### [DATA LISTING]
______

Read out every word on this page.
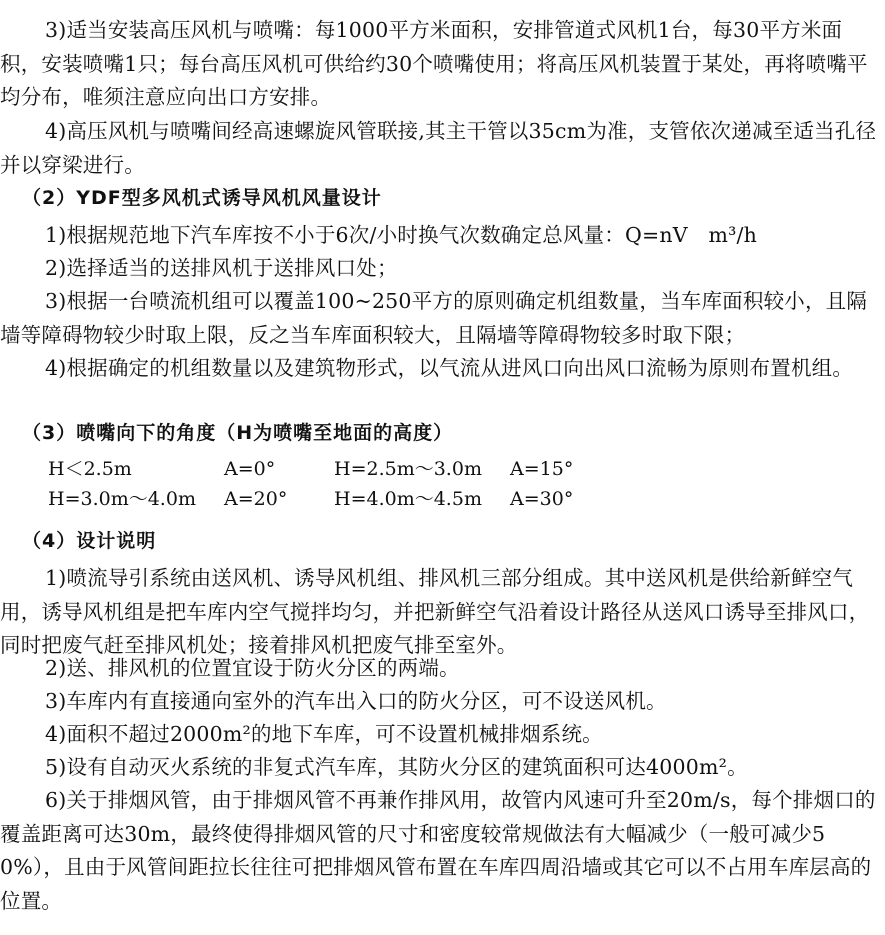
3)适当安装高压风机与喷嘴：每1000平方米面积，安排管道式风机1台，每30平方米面积，安装喷嘴1只；每台高压风机可供给约30个喷嘴使用；将高压风机装置于某处，再将喷嘴平均分布，唯须注意应向出口方安排。

4)高压风机与喷嘴间经高速螺旋风管联接,其主干管以35cm为准，支管依次递减至适当孔径并以穿梁进行。

（2）YDF型多风机式诱导风机风量设计

1)根据规范地下汽车库按不小于6次/小时换气次数确定总风量：Q=nV　m³/h

2)选择适当的送排风机于送排风口处；

3)根据一台喷流机组可以覆盖100~250平方的原则确定机组数量，当车库面积较小，且隔墙等障碍物较少时取上限，反之当车库面积较大，且隔墙等障碍物较多时取下限；

4)根据确定的机组数量以及建筑物形式，以气流从进风口向出风口流畅为原则布置机组。

（3）喷嘴向下的角度（H为喷嘴至地面的高度）
H＜2.5m	A=0°	H=2.5m～3.0m A=15°
H=3.0m～4.0m A=20° H=4.0m～4.5m A=30°
（4）设计说明

1)喷流导引系统由送风机、诱导风机组、排风机三部分组成。其中送风机是供给新鲜空气用，诱导风机组是把车库内空气搅拌均匀，并把新鲜空气沿着设计路径从送风口诱导至排风口，同时把废气赶至排风机处；接着排风机把废气排至室外。

2)送、排风机的位置宜设于防火分区的两端。

3)车库内有直接通向室外的汽车出入口的防火分区，可不设送风机。

4)面积不超过2000m²的地下车库，可不设置机械排烟系统。

5)设有自动灭火系统的非复式汽车库，其防火分区的建筑面积可达4000m²。

6)关于排烟风管，由于排烟风管不再兼作排风用，故管内风速可升至20m/s，每个排烟口的覆盖距离可达30m，最终使得排烟风管的尺寸和密度较常规做法有大幅减少（一般可减少50%），且由于风管间距拉长往往可把排烟风管布置在车库四周沿墙或其它可以不占用车库层高的位置。
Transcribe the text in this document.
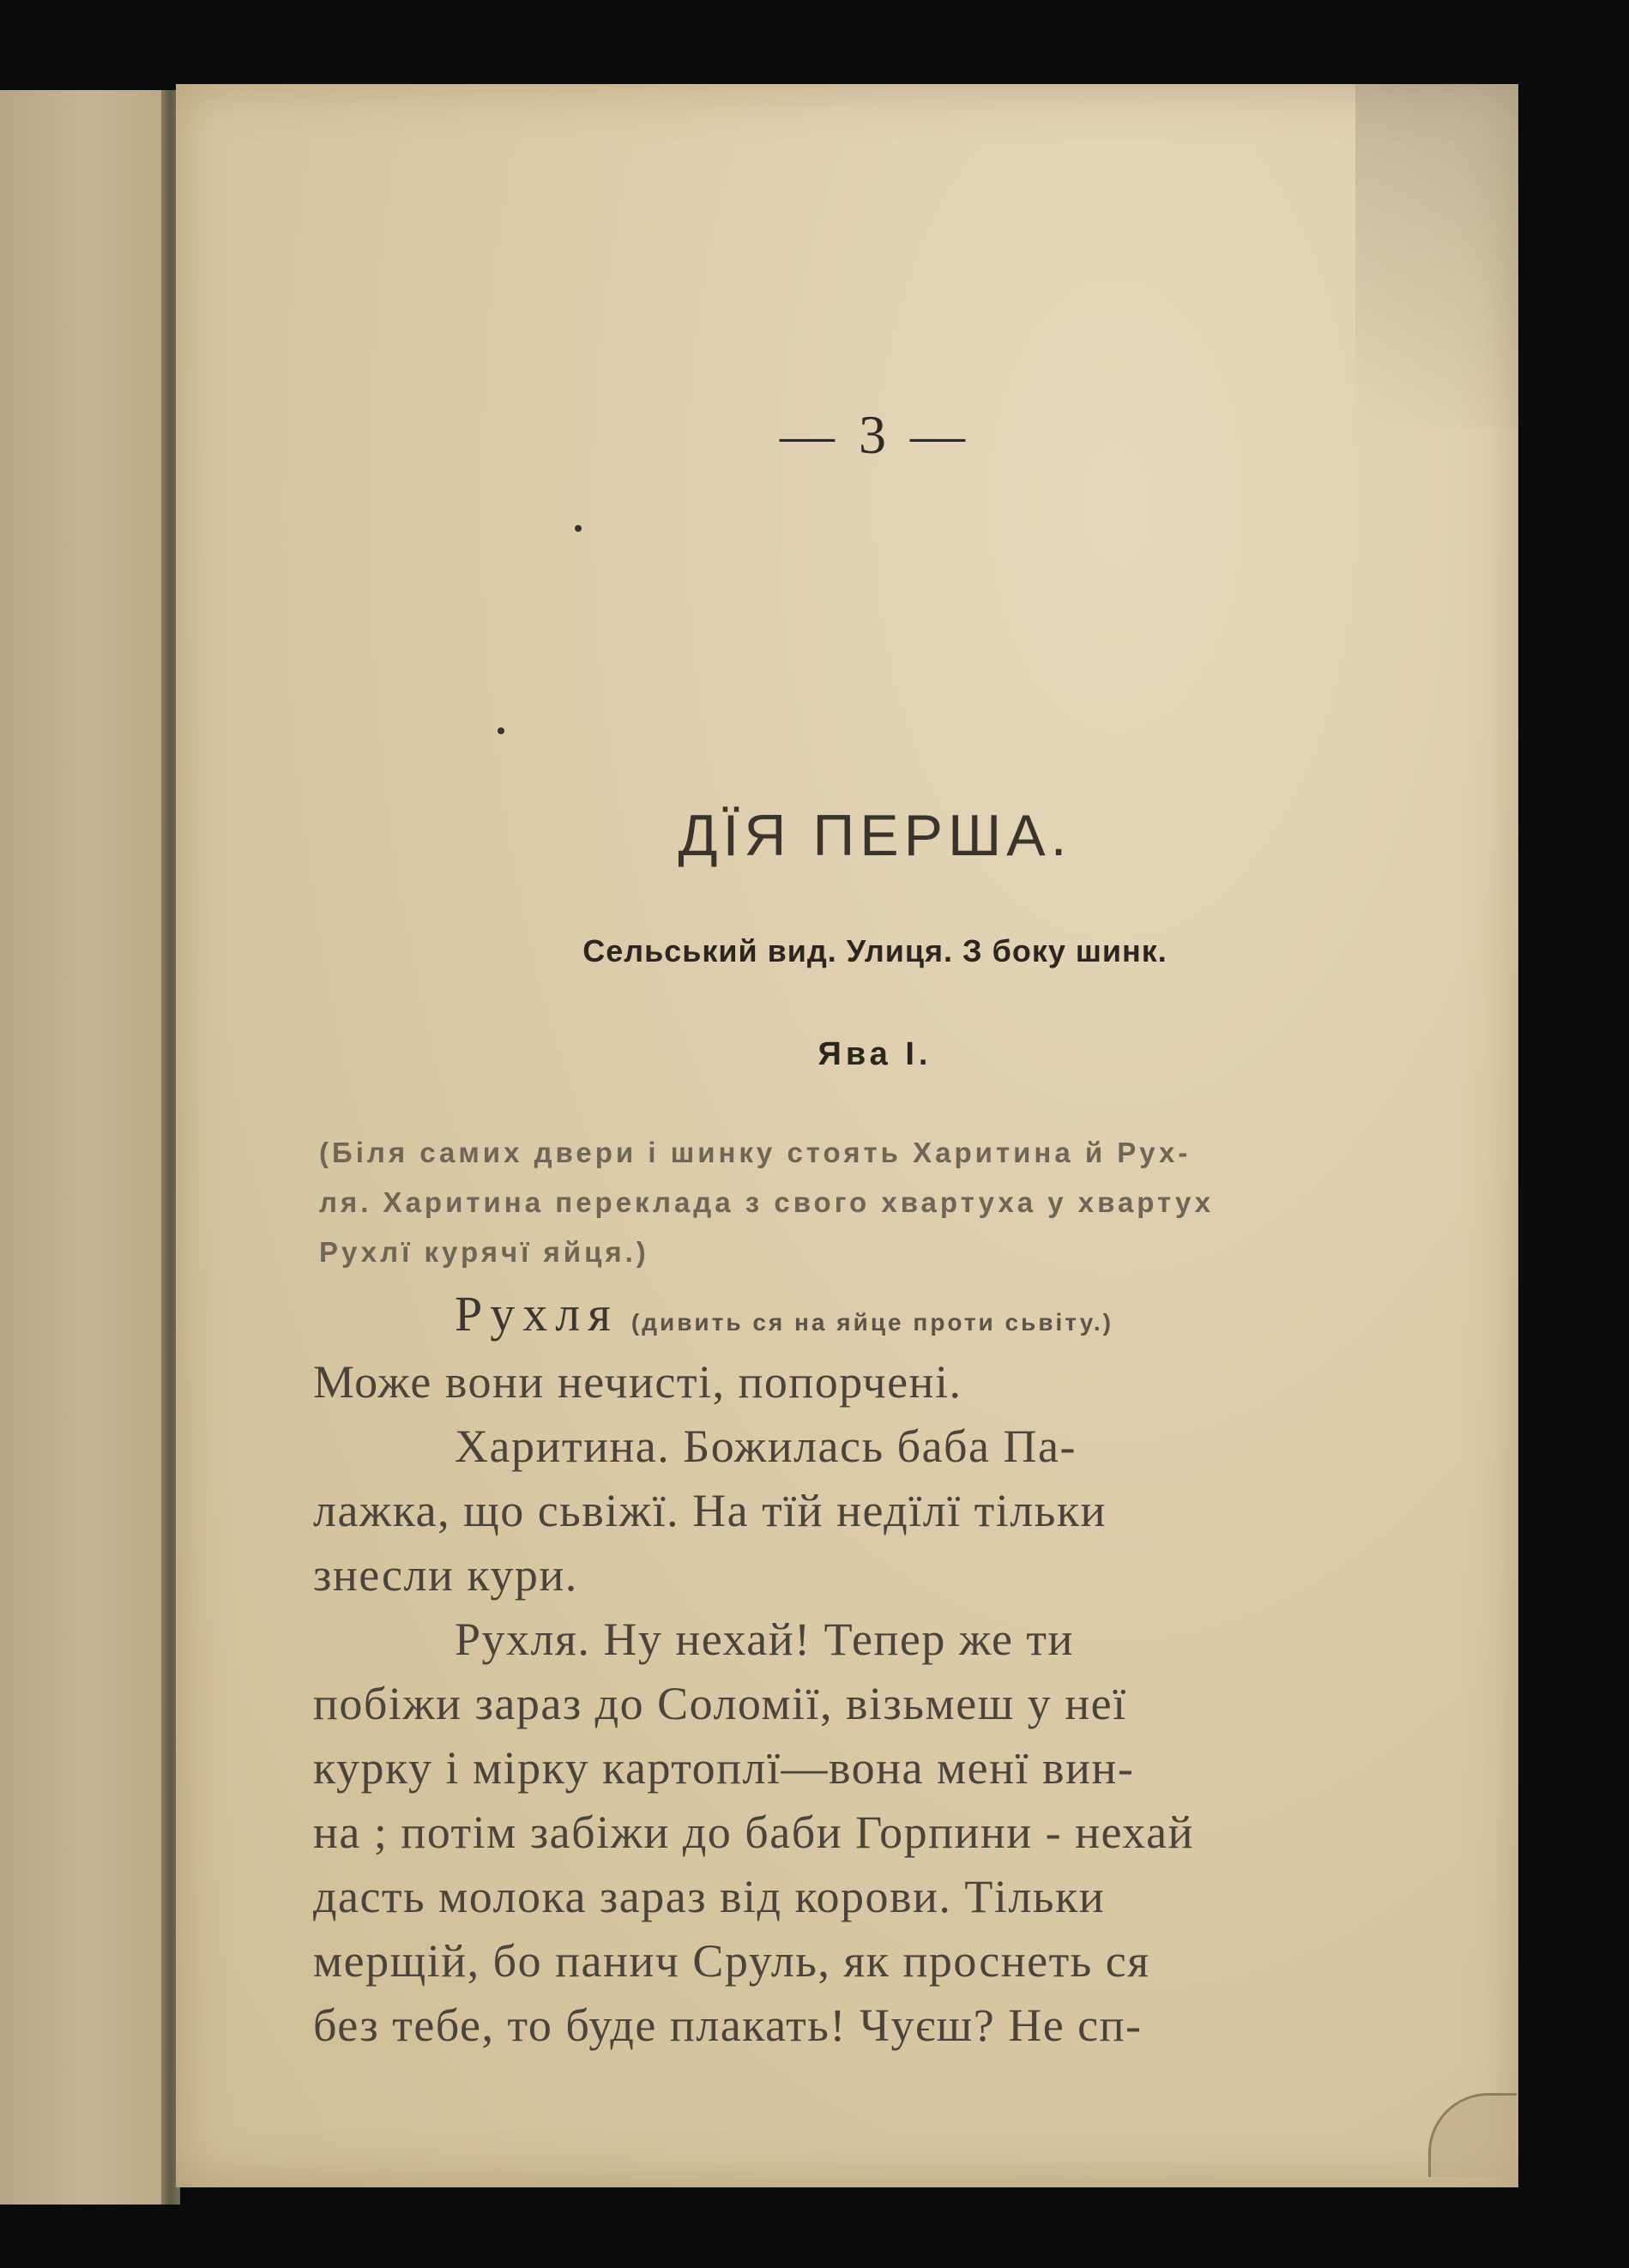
— 3 —
ДЇЯ ПЕРША.
Сельський вид. Улиця. З боку шинк.
Ява І.
(Біля самих двери і шинку стоять Харитина й Рух-
ля. Харитина переклада з свого хвартуха у хвартух
Рухлї курячї яйця.)
Рухля (дивить ся на яйце проти сьвіту.)
Може вони нечисті, попорчені.
Харитина. Божилась баба Па-
лажка, що сьвіжї. На тїй недїлї тільки
знесли кури.
Рухля. Ну нехай! Тепер же ти
побіжи зараз до Соломії, візьмеш у неї
курку і мірку картоплї—вона менї вин-
на ; потім забіжи до баби Горпини - нехай
дасть молока зараз від корови. Тільки
мерщій, бо панич Сруль, як проснеть ся
без тебе, то буде плакать! Чуєш? Не сп-
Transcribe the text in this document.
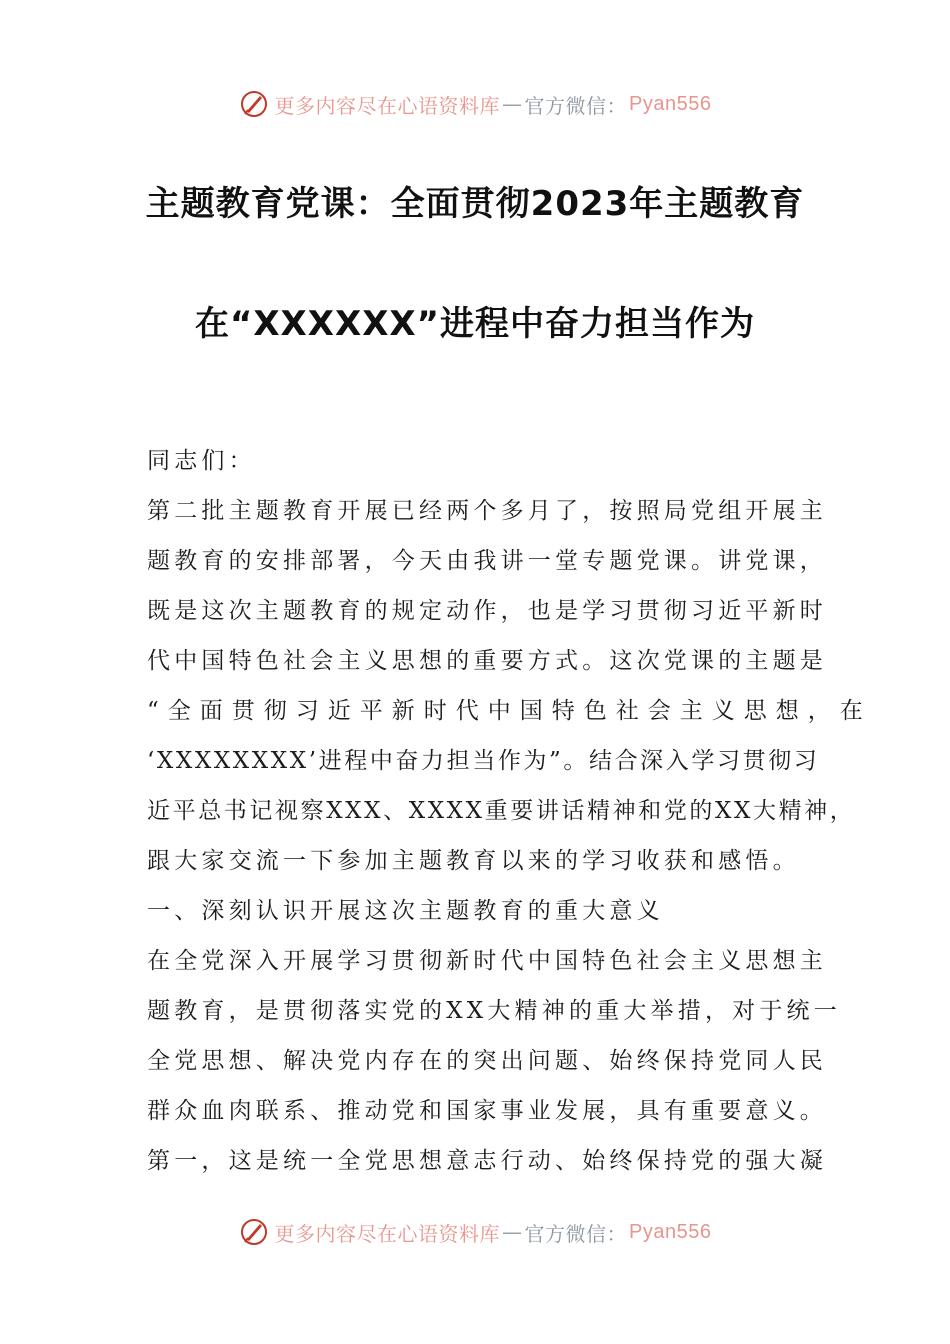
更多内容尽在心语资料库 — 官方微信： Pyan556
主题教育党课：全面贯彻2023年主题教育
在“XXXXXX”进程中奋力担当作为
同志们：
第二批主题教育开展已经两个多月了，按照局党组开展主
题教育的安排部署，今天由我讲一堂专题党课。讲党课，
既是这次主题教育的规定动作，也是学习贯彻习近平新时
代中国特色社会主义思想的重要方式。这次党课的主题是
“全面贯彻习近平新时代中国特色社会主义思想，在
‘XXXXXXXX’进程中奋力担当作为”。结合深入学习贯彻习
近平总书记视察XXX、XXXX重要讲话精神和党的XX大精神，
跟大家交流一下参加主题教育以来的学习收获和感悟。
一、深刻认识开展这次主题教育的重大意义
在全党深入开展学习贯彻新时代中国特色社会主义思想主
题教育，是贯彻落实党的XX大精神的重大举措，对于统一
全党思想、解决党内存在的突出问题、始终保持党同人民
群众血肉联系、推动党和国家事业发展，具有重要意义。
第一，这是统一全党思想意志行动、始终保持党的强大凝
更多内容尽在心语资料库 — 官方微信： Pyan556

______

Indicate how many lines of the material contain the string "进程中奋力担当作为", giving the number and nothing more.

2